• [STATED PROBLEM]: Give the lines of the listing from the one containing "Output each element" through the one containing "colorbar-swatch <box>266 352 287 362</box>", inclusive, as a Markdown table with the columns Row and Line, leaving out blank lines.

::: RAW DATA :::

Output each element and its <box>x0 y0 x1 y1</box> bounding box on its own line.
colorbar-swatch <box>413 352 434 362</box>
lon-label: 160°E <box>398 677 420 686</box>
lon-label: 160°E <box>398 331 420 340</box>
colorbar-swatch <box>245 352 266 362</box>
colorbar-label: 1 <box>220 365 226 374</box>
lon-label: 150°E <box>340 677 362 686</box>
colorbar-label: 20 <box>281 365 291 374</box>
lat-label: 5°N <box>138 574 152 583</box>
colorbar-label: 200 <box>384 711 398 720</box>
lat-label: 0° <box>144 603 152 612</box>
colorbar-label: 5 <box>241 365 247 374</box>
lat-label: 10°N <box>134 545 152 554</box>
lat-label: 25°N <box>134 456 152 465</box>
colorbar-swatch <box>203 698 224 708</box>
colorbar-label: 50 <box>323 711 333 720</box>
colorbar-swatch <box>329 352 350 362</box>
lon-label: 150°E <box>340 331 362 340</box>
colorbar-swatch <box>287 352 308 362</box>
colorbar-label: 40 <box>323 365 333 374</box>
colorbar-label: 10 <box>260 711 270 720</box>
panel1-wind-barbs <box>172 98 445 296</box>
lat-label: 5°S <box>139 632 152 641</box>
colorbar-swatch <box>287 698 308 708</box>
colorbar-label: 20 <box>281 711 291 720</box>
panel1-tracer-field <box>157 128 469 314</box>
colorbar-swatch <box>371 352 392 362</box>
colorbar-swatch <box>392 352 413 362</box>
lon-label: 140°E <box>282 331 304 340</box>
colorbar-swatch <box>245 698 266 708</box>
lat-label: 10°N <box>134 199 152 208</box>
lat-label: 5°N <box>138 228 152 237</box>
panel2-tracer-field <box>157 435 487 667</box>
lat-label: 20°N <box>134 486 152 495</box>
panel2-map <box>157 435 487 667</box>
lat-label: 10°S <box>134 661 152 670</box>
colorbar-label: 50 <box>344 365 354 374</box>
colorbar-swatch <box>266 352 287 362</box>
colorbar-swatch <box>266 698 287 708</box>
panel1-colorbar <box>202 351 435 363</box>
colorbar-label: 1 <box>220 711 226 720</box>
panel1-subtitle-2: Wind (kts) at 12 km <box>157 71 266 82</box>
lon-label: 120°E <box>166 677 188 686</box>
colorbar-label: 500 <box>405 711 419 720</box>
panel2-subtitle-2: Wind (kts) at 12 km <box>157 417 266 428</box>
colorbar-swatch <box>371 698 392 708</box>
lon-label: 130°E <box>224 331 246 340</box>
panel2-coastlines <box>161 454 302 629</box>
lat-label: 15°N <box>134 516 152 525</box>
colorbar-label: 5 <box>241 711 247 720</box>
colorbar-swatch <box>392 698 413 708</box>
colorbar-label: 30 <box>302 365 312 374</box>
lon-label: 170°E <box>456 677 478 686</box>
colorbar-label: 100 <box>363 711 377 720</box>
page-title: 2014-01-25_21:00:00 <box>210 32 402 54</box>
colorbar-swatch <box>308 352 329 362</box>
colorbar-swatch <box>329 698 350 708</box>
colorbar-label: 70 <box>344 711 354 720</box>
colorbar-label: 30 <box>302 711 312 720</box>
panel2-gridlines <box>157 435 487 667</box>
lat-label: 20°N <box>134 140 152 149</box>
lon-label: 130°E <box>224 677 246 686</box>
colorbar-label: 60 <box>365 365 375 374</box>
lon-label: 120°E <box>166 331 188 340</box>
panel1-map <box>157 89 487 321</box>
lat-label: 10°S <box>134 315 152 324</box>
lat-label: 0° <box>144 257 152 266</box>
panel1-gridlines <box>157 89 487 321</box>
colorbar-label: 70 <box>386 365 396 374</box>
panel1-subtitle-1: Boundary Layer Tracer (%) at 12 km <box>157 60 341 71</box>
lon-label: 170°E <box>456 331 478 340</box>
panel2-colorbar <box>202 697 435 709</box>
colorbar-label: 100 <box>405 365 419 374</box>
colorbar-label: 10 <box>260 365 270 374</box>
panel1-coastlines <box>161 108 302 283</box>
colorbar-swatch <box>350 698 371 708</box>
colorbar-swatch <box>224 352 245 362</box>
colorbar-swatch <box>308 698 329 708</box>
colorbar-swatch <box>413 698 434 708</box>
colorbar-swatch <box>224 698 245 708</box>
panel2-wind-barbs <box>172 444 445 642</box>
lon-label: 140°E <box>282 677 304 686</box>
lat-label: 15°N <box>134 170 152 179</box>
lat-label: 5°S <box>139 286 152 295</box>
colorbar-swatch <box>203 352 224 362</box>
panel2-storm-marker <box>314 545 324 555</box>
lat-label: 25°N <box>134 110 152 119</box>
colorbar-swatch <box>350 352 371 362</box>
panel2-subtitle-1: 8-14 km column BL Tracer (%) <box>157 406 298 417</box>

:::
::: RAW DATA :::

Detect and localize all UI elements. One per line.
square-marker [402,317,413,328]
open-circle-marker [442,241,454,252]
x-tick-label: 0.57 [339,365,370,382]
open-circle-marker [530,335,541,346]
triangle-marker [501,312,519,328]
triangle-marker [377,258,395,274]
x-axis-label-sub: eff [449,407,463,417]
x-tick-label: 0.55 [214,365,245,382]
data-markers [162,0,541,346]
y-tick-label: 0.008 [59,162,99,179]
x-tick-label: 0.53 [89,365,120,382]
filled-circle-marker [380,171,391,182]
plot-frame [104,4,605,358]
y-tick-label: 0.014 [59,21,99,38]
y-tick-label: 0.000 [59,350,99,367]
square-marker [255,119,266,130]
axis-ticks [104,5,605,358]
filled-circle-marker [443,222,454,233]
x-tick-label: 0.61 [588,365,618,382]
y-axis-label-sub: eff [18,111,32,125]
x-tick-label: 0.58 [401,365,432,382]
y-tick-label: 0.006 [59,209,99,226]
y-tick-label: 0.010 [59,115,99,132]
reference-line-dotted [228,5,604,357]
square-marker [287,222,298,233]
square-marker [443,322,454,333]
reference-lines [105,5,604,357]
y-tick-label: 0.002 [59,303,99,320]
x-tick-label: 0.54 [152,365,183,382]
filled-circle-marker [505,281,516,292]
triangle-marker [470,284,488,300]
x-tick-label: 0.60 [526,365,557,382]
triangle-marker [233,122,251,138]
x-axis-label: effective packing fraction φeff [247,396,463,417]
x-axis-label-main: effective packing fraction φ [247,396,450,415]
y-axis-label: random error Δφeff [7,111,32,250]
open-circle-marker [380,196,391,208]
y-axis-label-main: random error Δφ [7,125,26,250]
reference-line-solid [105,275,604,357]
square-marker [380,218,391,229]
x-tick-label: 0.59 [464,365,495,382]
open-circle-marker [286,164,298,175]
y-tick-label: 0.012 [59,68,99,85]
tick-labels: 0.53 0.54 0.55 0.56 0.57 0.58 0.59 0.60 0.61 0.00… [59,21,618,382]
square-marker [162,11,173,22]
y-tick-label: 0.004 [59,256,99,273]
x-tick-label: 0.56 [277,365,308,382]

:::
::: RAW DATA :::

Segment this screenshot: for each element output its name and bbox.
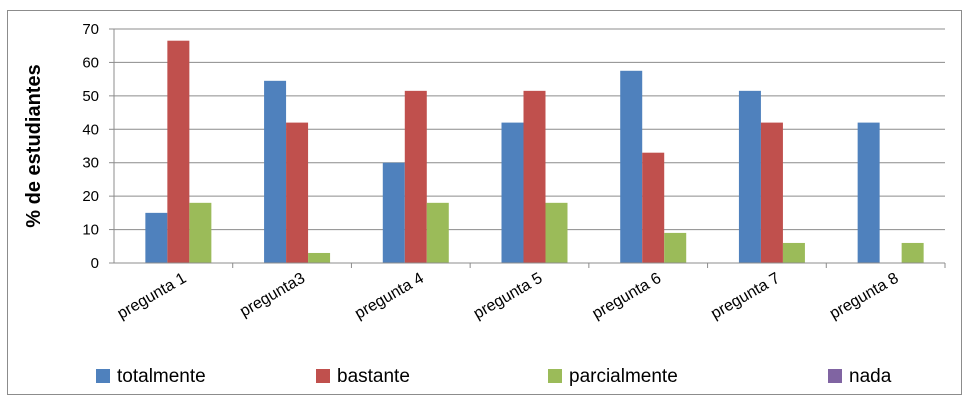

:::

• [FINISHED ANSWER]:
| Row | Line |
|---|---|
| 1 | Output each element and its <box>x0 y0 x1 y1</box> bounding box on its own line. |
| 2 | colorbar-swatch <box>413 352 434 362</box> |
| 3 | lon-label: 160°E <box>398 677 420 686</box> |
| 4 | lon-label: 160°E <box>398 331 420 340</box> |
| 5 | colorbar-swatch <box>245 352 266 362</box> |
| 6 | colorbar-label: 1 <box>220 365 226 374</box> |
| 7 | lon-label: 150°E <box>340 677 362 686</box> |
| 8 | colorbar-label: 20 <box>281 365 291 374</box> |
| 9 | lat-label: 5°N <box>138 574 152 583</box> |
| 10 | colorbar-label: 200 <box>384 711 398 720</box> |
| 11 | lat-label: 0° <box>144 603 152 612</box> |
| 12 | colorbar-label: 5 <box>241 365 247 374</box> |
| 13 | lat-label: 10°N <box>134 545 152 554</box> |
| 14 | lat-label: 25°N <box>134 456 152 465</box> |
| 15 | colorbar-swatch <box>203 698 224 708</box> |
| 16 | colorbar-label: 50 <box>323 711 333 720</box> |
| 17 | colorbar-swatch <box>329 352 350 362</box> |
| 18 | lon-label: 150°E <box>340 331 362 340</box> |
| 19 | colorbar-swatch <box>287 352 308 362</box> |
| 20 | colorbar-label: 40 <box>323 365 333 374</box> |
| 21 | colorbar-label: 10 <box>260 711 270 720</box> |
| 22 | panel1-wind-barbs <box>172 98 445 296</box> |
| 23 | lat-label: 5°S <box>139 632 152 641</box> |
| 24 | colorbar-swatch <box>287 698 308 708</box> |
| 25 | colorbar-label: 20 <box>281 711 291 720</box> |
| 26 | panel1-tracer-field <box>157 128 469 314</box> |
| 27 | colorbar-swatch <box>371 352 392 362</box> |
| 28 | colorbar-swatch <box>392 352 413 362</box> |
| 29 | lon-label: 140°E <box>282 331 304 340</box> |
| 30 | colorbar-swatch <box>245 698 266 708</box> |
| 31 | lat-label: 10°N <box>134 199 152 208</box> |
| 32 | lat-label: 5°N <box>138 228 152 237</box> |
| 33 | panel2-tracer-field <box>157 435 487 667</box> |
| 34 | lat-label: 20°N <box>134 486 152 495</box> |
| 35 | panel2-map <box>157 435 487 667</box> |
| 36 | lat-label: 10°S <box>134 661 152 670</box> |
| 37 | colorbar-label: 50 <box>344 365 354 374</box> |
| 38 | colorbar-swatch <box>266 352 287 362</box> |